### TASK INSTRUCTIONS
Leave every picture out and write out the records below exactly.

### DATA PROVIDED
* * *

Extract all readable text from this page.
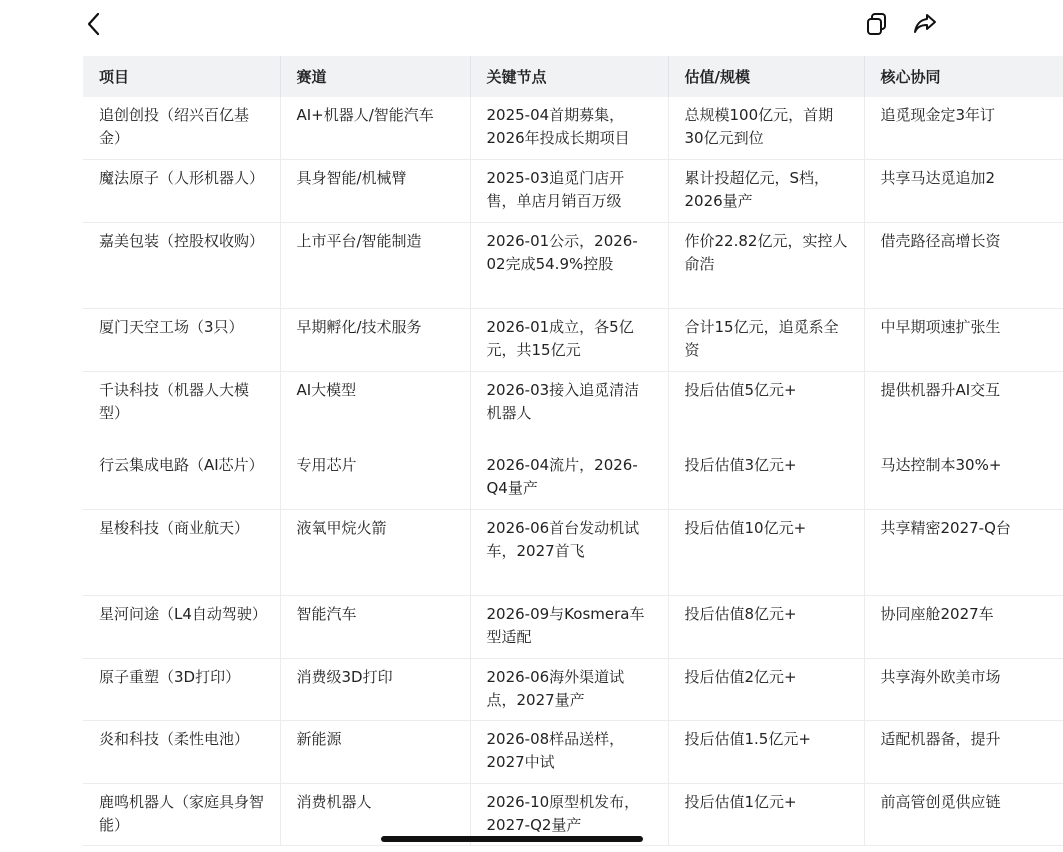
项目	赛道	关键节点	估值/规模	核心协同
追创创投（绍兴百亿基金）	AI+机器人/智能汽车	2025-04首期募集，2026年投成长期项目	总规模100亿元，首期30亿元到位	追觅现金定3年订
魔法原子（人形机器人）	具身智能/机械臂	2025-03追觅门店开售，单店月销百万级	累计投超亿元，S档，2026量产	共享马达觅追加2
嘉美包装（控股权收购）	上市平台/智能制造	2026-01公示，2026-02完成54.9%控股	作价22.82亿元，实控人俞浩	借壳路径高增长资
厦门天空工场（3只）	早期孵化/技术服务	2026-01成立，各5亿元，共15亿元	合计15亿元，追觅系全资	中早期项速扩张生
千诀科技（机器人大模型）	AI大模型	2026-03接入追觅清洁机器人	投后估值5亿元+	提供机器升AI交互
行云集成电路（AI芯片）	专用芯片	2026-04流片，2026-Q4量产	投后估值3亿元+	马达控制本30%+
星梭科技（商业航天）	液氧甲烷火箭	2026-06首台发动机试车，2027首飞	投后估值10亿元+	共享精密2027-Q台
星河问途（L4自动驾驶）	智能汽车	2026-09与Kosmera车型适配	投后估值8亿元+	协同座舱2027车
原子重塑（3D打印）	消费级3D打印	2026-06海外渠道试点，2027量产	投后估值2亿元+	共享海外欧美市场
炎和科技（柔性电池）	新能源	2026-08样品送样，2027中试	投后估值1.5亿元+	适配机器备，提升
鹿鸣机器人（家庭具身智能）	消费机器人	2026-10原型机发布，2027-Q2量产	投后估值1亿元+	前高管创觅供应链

* * *

### TASK SOLUTION
Extract all readable text from this page.
项目	赛道	关键节点	估值/规模	核心协同
追创创投（绍兴百亿基金）	AI+机器人/智能汽车	2025-04首期募集，2026年投成长期项目	总规模100亿元，首期30亿元到位	追觅现金定3年订
魔法原子（人形机器人）	具身智能/机械臂	2025-03追觅门店开售，单店月销百万级	累计投超亿元，S档，2026量产	共享马达觅追加2
嘉美包装（控股权收购）	上市平台/智能制造	2026-01公示，2026-02完成54.9%控股	作价22.82亿元，实控人俞浩	借壳路径高增长资
厦门天空工场（3只）	早期孵化/技术服务	2026-01成立，各5亿元，共15亿元	合计15亿元，追觅系全资	中早期项速扩张生
千诀科技（机器人大模型）	AI大模型	2026-03接入追觅清洁机器人	投后估值5亿元+	提供机器升AI交互
行云集成电路（AI芯片）	专用芯片	2026-04流片，2026-Q4量产	投后估值3亿元+	马达控制本30%+
星梭科技（商业航天）	液氧甲烷火箭	2026-06首台发动机试车，2027首飞	投后估值10亿元+	共享精密2027-Q台
星河问途（L4自动驾驶）	智能汽车	2026-09与Kosmera车型适配	投后估值8亿元+	协同座舱2027车
原子重塑（3D打印）	消费级3D打印	2026-06海外渠道试点，2027量产	投后估值2亿元+	共享海外欧美市场
炎和科技（柔性电池）	新能源	2026-08样品送样，2027中试	投后估值1.5亿元+	适配机器备，提升
鹿鸣机器人（家庭具身智能）	消费机器人	2026-10原型机发布，2027-Q2量产	投后估值1亿元+	前高管创觅供应链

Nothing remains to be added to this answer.